• [WHAT YOU SHOULD DO]
Provide a single number: the count of lines containing the string "Summary".

[Begin GIVEN RECORDS]

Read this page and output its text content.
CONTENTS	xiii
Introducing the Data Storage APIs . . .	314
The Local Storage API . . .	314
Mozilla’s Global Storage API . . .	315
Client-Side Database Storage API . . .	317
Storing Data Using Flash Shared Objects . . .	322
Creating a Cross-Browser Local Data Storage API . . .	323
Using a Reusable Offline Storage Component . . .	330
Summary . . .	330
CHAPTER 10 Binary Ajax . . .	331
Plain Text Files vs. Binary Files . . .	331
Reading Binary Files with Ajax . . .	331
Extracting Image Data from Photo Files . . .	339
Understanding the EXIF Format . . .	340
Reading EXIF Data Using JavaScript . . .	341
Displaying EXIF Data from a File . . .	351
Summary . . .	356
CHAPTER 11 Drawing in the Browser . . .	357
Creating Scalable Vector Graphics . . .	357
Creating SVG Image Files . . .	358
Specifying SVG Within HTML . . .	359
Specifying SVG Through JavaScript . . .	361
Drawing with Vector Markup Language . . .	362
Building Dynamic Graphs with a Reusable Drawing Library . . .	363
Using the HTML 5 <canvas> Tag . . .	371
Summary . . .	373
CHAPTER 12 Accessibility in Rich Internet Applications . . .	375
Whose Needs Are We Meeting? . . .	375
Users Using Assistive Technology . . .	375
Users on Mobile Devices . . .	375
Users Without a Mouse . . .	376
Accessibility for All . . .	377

[End GIVEN RECORDS]
[Begin GIVEN RECORDS]

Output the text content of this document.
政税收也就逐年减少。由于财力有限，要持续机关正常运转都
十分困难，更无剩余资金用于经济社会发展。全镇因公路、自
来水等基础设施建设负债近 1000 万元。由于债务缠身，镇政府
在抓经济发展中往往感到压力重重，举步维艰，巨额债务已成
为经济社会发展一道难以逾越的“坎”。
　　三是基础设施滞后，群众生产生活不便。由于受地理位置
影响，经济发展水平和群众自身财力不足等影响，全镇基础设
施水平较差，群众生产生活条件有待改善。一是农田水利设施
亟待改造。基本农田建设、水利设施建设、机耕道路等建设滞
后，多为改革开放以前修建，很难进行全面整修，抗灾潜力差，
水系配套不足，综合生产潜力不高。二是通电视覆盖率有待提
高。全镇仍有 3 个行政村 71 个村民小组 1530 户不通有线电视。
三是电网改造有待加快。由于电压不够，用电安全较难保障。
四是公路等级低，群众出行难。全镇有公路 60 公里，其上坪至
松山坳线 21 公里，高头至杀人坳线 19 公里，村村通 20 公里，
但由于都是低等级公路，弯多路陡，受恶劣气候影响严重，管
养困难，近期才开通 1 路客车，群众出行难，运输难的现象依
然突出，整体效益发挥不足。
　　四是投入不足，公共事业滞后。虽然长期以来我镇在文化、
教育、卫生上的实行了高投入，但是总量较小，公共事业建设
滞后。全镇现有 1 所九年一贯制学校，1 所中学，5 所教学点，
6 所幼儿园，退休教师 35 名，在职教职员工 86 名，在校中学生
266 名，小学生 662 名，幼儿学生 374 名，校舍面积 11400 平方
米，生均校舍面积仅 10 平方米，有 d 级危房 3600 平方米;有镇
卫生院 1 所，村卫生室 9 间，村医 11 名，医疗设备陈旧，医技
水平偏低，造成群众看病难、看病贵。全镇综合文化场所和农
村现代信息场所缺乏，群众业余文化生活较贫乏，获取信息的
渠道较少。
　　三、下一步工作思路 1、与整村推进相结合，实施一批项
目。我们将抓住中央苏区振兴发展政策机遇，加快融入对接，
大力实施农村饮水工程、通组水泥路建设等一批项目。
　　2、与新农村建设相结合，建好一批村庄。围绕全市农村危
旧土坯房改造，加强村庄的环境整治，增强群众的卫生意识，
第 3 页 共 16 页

[End GIVEN RECORDS]

• [RESULT]
3